» Task description
Collect each line containing "airways".

» Source data
(begin)
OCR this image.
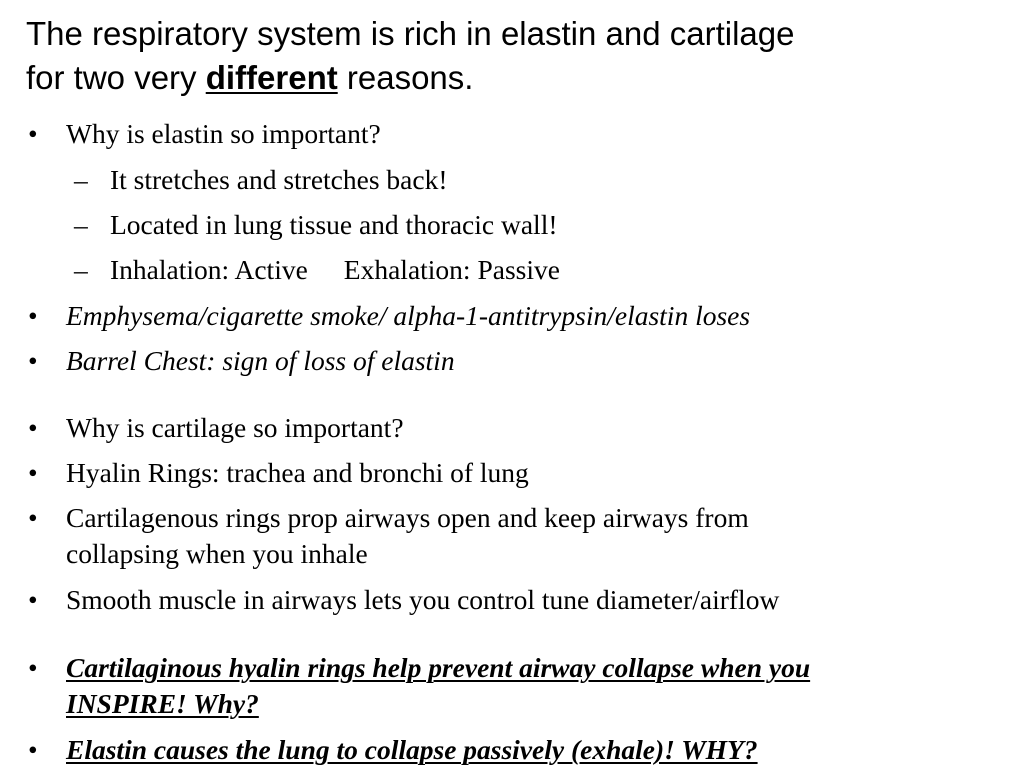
The respiratory system is rich in elastin and cartilage
for two very different reasons.
•	Why is elastin so important?
– It stretches and stretches back!
– Located in lung tissue and thoracic wall!
– Inhalation: Active Exhalation: Passive
•	Emphysema/cigarette smoke/ alpha-1-antitrypsin/elastin loses
•	Barrel Chest: sign of loss of elastin
•	Why is cartilage so important?
•	Hyalin Rings: trachea and bronchi of lung
•	Cartilagenous rings prop airways open and keep airways from
collapsing when you inhale
•	Smooth muscle in airways lets you control tune diameter/airflow
•	Cartilaginous hyalin rings help prevent airway collapse when you
INSPIRE! Why?
•	Elastin causes the lung to collapse passively (exhale)! WHY?
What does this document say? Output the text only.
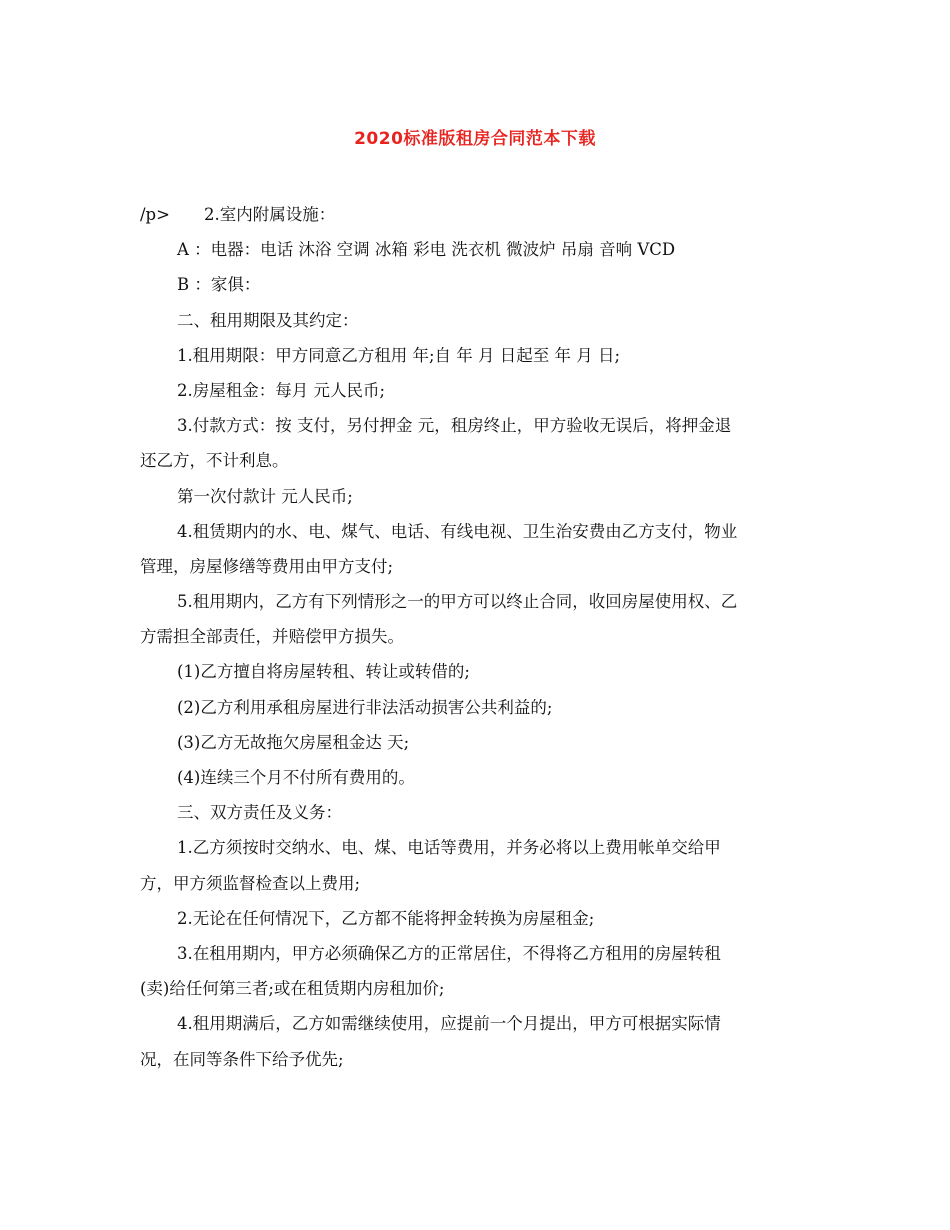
2020标准版租房合同范本下载
/p> 2.室内附属设施：
A ：电器：电话 沐浴 空调 冰箱 彩电 洗衣机 微波炉 吊扇 音响 VCD
B ：家俱：
二、租用期限及其约定：
1.租用期限：甲方同意乙方租用 年;自 年 月 日起至 年 月 日;
2.房屋租金：每月 元人民币;
3.付款方式：按 支付，另付押金 元，租房终止，甲方验收无误后，将押金退
还乙方，不计利息。
第一次付款计 元人民币;
4.租赁期内的水、电、煤气、电话、有线电视、卫生治安费由乙方支付，物业
管理，房屋修缮等费用由甲方支付;
5.租用期内，乙方有下列情形之一的甲方可以终止合同，收回房屋使用权、乙
方需担全部责任，并赔偿甲方损失。
(1)乙方擅自将房屋转租、转让或转借的;
(2)乙方利用承租房屋进行非法活动损害公共利益的;
(3)乙方无故拖欠房屋租金达 天;
(4)连续三个月不付所有费用的。
三、双方责任及义务：
1.乙方须按时交纳水、电、煤、电话等费用，并务必将以上费用帐单交给甲
方，甲方须监督检查以上费用;
2.无论在任何情况下，乙方都不能将押金转换为房屋租金;
3.在租用期内，甲方必须确保乙方的正常居住，不得将乙方租用的房屋转租
(卖)给任何第三者;或在租赁期内房租加价;
4.租用期满后，乙方如需继续使用，应提前一个月提出，甲方可根据实际情
况，在同等条件下给予优先;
(end)
» Answer in full
•	Cartilagenous rings prop airways open and keep airways from
•	Smooth muscle in airways lets you control tune diameter/airflow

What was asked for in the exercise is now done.